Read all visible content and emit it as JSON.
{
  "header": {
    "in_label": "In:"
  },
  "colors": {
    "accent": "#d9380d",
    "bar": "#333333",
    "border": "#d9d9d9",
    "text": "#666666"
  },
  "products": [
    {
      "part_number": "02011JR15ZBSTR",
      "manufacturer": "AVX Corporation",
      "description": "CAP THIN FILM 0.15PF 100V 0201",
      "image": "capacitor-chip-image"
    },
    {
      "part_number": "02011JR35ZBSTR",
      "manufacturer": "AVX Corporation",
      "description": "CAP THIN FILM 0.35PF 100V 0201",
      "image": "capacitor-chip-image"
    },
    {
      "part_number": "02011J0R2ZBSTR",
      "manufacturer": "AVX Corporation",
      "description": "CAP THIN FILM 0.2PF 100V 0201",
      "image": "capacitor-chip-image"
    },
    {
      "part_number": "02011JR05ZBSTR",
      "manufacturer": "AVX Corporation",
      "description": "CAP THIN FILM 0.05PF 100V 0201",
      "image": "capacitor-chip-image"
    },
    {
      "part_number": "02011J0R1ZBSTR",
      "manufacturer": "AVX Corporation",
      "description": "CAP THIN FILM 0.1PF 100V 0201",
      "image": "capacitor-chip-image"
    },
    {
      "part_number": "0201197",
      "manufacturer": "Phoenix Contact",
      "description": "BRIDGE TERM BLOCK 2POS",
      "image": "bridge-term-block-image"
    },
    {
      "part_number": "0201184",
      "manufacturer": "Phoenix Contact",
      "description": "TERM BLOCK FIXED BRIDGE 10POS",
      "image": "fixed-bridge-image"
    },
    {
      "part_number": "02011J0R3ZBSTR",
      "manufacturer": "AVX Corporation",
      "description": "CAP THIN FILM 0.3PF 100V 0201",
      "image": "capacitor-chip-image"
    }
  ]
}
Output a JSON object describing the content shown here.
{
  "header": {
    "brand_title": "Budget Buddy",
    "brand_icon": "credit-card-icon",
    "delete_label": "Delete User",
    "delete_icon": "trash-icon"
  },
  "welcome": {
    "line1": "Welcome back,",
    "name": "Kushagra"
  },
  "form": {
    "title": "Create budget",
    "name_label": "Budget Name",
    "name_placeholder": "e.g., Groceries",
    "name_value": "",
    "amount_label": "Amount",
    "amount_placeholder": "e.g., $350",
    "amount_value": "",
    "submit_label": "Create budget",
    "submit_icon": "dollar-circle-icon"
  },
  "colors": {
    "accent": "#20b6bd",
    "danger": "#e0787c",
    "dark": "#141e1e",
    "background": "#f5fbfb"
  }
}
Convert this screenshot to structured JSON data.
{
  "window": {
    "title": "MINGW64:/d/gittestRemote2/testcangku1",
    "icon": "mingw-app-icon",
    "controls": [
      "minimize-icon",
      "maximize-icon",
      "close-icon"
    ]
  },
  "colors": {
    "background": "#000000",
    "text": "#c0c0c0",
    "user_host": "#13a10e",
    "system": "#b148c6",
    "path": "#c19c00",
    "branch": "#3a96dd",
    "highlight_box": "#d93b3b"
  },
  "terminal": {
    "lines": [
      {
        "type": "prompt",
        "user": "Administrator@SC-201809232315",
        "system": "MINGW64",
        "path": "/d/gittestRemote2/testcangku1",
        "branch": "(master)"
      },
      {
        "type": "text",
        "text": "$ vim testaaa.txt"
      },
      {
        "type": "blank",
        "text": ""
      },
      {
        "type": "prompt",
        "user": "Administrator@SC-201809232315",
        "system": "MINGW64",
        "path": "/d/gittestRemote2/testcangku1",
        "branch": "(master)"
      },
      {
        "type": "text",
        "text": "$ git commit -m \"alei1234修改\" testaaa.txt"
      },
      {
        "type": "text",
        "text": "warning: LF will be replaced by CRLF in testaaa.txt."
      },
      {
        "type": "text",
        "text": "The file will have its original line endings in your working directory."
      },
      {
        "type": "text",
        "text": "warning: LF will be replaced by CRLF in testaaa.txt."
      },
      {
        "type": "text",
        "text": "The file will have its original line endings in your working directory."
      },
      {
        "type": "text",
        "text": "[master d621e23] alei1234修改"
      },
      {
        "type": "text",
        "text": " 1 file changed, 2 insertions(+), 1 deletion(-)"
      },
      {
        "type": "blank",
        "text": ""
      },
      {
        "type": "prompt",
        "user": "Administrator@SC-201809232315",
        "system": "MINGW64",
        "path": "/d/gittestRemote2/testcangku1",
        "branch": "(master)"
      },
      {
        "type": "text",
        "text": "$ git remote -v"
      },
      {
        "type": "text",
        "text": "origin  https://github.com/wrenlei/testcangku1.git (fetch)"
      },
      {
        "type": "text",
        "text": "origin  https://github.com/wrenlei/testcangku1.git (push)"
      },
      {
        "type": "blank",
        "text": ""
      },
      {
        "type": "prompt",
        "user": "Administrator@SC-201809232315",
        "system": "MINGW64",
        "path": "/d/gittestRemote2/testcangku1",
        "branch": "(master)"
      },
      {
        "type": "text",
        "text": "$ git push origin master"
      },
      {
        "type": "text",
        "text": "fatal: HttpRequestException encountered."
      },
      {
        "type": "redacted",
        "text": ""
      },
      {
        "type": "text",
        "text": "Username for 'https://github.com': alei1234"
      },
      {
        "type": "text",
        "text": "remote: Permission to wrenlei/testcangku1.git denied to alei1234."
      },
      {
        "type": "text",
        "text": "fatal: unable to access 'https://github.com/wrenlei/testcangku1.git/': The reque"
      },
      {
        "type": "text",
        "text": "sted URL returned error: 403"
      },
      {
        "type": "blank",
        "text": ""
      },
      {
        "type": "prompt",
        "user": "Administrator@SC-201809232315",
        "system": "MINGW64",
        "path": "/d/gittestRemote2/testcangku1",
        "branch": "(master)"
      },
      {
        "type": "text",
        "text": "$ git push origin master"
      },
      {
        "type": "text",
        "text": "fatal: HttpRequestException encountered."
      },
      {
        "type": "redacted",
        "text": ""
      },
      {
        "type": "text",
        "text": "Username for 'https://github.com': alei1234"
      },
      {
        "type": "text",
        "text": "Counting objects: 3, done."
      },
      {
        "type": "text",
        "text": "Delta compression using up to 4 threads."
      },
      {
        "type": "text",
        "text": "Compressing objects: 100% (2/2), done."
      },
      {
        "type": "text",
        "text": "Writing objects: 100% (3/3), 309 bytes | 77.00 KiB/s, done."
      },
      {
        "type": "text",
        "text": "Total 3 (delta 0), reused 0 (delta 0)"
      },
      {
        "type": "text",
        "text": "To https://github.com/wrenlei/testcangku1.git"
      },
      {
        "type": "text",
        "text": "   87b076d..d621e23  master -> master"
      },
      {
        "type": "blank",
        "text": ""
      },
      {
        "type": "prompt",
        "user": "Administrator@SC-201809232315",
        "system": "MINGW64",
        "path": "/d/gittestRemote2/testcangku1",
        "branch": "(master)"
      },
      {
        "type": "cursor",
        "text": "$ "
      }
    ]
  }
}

#### DO THIS
Recopy the entries above in their entirety, exactly.

#### FULL ANSWER
Read all visible content and emit it as JSON.
{
  "header": {
    "in_label": "In:"
  },
  "colors": {
    "accent": "#d9380d",
    "bar": "#333333",
    "border": "#d9d9d9",
    "text": "#666666"
  },
  "products": [
    {
      "part_number": "02011JR15ZBSTR",
      "manufacturer": "AVX Corporation",
      "description": "CAP THIN FILM 0.15PF 100V 0201",
      "image": "capacitor-chip-image"
    },
    {
      "part_number": "02011JR35ZBSTR",
      "manufacturer": "AVX Corporation",
      "description": "CAP THIN FILM 0.35PF 100V 0201",
      "image": "capacitor-chip-image"
    },
    {
      "part_number": "02011J0R2ZBSTR",
      "manufacturer": "AVX Corporation",
      "description": "CAP THIN FILM 0.2PF 100V 0201",
      "image": "capacitor-chip-image"
    },
    {
      "part_number": "02011JR05ZBSTR",
      "manufacturer": "AVX Corporation",
      "description": "CAP THIN FILM 0.05PF 100V 0201",
      "image": "capacitor-chip-image"
    },
    {
      "part_number": "02011J0R1ZBSTR",
      "manufacturer": "AVX Corporation",
      "description": "CAP THIN FILM 0.1PF 100V 0201",
      "image": "capacitor-chip-image"
    },
    {
      "part_number": "0201197",
      "manufacturer": "Phoenix Contact",
      "description": "BRIDGE TERM BLOCK 2POS",
      "image": "bridge-term-block-image"
    },
    {
      "part_number": "0201184",
      "manufacturer": "Phoenix Contact",
      "description": "TERM BLOCK FIXED BRIDGE 10POS",
      "image": "fixed-bridge-image"
    },
    {
      "part_number": "02011J0R3ZBSTR",
      "manufacturer": "AVX Corporation",
      "description": "CAP THIN FILM 0.3PF 100V 0201",
      "image": "capacitor-chip-image"
    }
  ]
}
Output a JSON object describing the content shown here.
{
  "header": {
    "brand_title": "Budget Buddy",
    "brand_icon": "credit-card-icon",
    "delete_label": "Delete User",
    "delete_icon": "trash-icon"
  },
  "welcome": {
    "line1": "Welcome back,",
    "name": "Kushagra"
  },
  "form": {
    "title": "Create budget",
    "name_label": "Budget Name",
    "name_placeholder": "e.g., Groceries",
    "name_value": "",
    "amount_label": "Amount",
    "amount_placeholder": "e.g., $350",
    "amount_value": "",
    "submit_label": "Create budget",
    "submit_icon": "dollar-circle-icon"
  },
  "colors": {
    "accent": "#20b6bd",
    "danger": "#e0787c",
    "dark": "#141e1e",
    "background": "#f5fbfb"
  }
}
Convert this screenshot to structured JSON data.
{
  "window": {
    "title": "MINGW64:/d/gittestRemote2/testcangku1",
    "icon": "mingw-app-icon",
    "controls": [
      "minimize-icon",
      "maximize-icon",
      "close-icon"
    ]
  },
  "colors": {
    "background": "#000000",
    "text": "#c0c0c0",
    "user_host": "#13a10e",
    "system": "#b148c6",
    "path": "#c19c00",
    "branch": "#3a96dd",
    "highlight_box": "#d93b3b"
  },
  "terminal": {
    "lines": [
      {
        "type": "prompt",
        "user": "Administrator@SC-201809232315",
        "system": "MINGW64",
        "path": "/d/gittestRemote2/testcangku1",
        "branch": "(master)"
      },
      {
        "type": "text",
        "text": "$ vim testaaa.txt"
      },
      {
        "type": "blank",
        "text": ""
      },
      {
        "type": "prompt",
        "user": "Administrator@SC-201809232315",
        "system": "MINGW64",
        "path": "/d/gittestRemote2/testcangku1",
        "branch": "(master)"
      },
      {
        "type": "text",
        "text": "$ git commit -m \"alei1234修改\" testaaa.txt"
      },
      {
        "type": "text",
        "text": "warning: LF will be replaced by CRLF in testaaa.txt."
      },
      {
        "type": "text",
        "text": "The file will have its original line endings in your working directory."
      },
      {
        "type": "text",
        "text": "warning: LF will be replaced by CRLF in testaaa.txt."
      },
      {
        "type": "text",
        "text": "The file will have its original line endings in your working directory."
      },
      {
        "type": "text",
        "text": "[master d621e23] alei1234修改"
      },
      {
        "type": "text",
        "text": " 1 file changed, 2 insertions(+), 1 deletion(-)"
      },
      {
        "type": "blank",
        "text": ""
      },
      {
        "type": "prompt",
        "user": "Administrator@SC-201809232315",
        "system": "MINGW64",
        "path": "/d/gittestRemote2/testcangku1",
        "branch": "(master)"
      },
      {
        "type": "text",
        "text": "$ git remote -v"
      },
      {
        "type": "text",
        "text": "origin  https://github.com/wrenlei/testcangku1.git (fetch)"
      },
      {
        "type": "text",
        "text": "origin  https://github.com/wrenlei/testcangku1.git (push)"
      },
      {
        "type": "blank",
        "text": ""
      },
      {
        "type": "prompt",
        "user": "Administrator@SC-201809232315",
        "system": "MINGW64",
        "path": "/d/gittestRemote2/testcangku1",
        "branch": "(master)"
      },
      {
        "type": "text",
        "text": "$ git push origin master"
      },
      {
        "type": "text",
        "text": "fatal: HttpRequestException encountered."
      },
      {
        "type": "redacted",
        "text": ""
      },
      {
        "type": "text",
        "text": "Username for 'https://github.com': alei1234"
      },
      {
        "type": "text",
        "text": "remote: Permission to wrenlei/testcangku1.git denied to alei1234."
      },
      {
        "type": "text",
        "text": "fatal: unable to access 'https://github.com/wrenlei/testcangku1.git/': The reque"
      },
      {
        "type": "text",
        "text": "sted URL returned error: 403"
      },
      {
        "type": "blank",
        "text": ""
      },
      {
        "type": "prompt",
        "user": "Administrator@SC-201809232315",
        "system": "MINGW64",
        "path": "/d/gittestRemote2/testcangku1",
        "branch": "(master)"
      },
      {
        "type": "text",
        "text": "$ git push origin master"
      },
      {
        "type": "text",
        "text": "fatal: HttpRequestException encountered."
      },
      {
        "type": "redacted",
        "text": ""
      },
      {
        "type": "text",
        "text": "Username for 'https://github.com': alei1234"
      },
      {
        "type": "text",
        "text": "Counting objects: 3, done."
      },
      {
        "type": "text",
        "text": "Delta compression using up to 4 threads."
      },
      {
        "type": "text",
        "text": "Compressing objects: 100% (2/2), done."
      },
      {
        "type": "text",
        "text": "Writing objects: 100% (3/3), 309 bytes | 77.00 KiB/s, done."
      },
      {
        "type": "text",
        "text": "Total 3 (delta 0), reused 0 (delta 0)"
      },
      {
        "type": "text",
        "text": "To https://github.com/wrenlei/testcangku1.git"
      },
      {
        "type": "text",
        "text": "   87b076d..d621e23  master -> master"
      },
      {
        "type": "blank",
        "text": ""
      },
      {
        "type": "prompt",
        "user": "Administrator@SC-201809232315",
        "system": "MINGW64",
        "path": "/d/gittestRemote2/testcangku1",
        "branch": "(master)"
      },
      {
        "type": "cursor",
        "text": "$ "
      }
    ]
  }
}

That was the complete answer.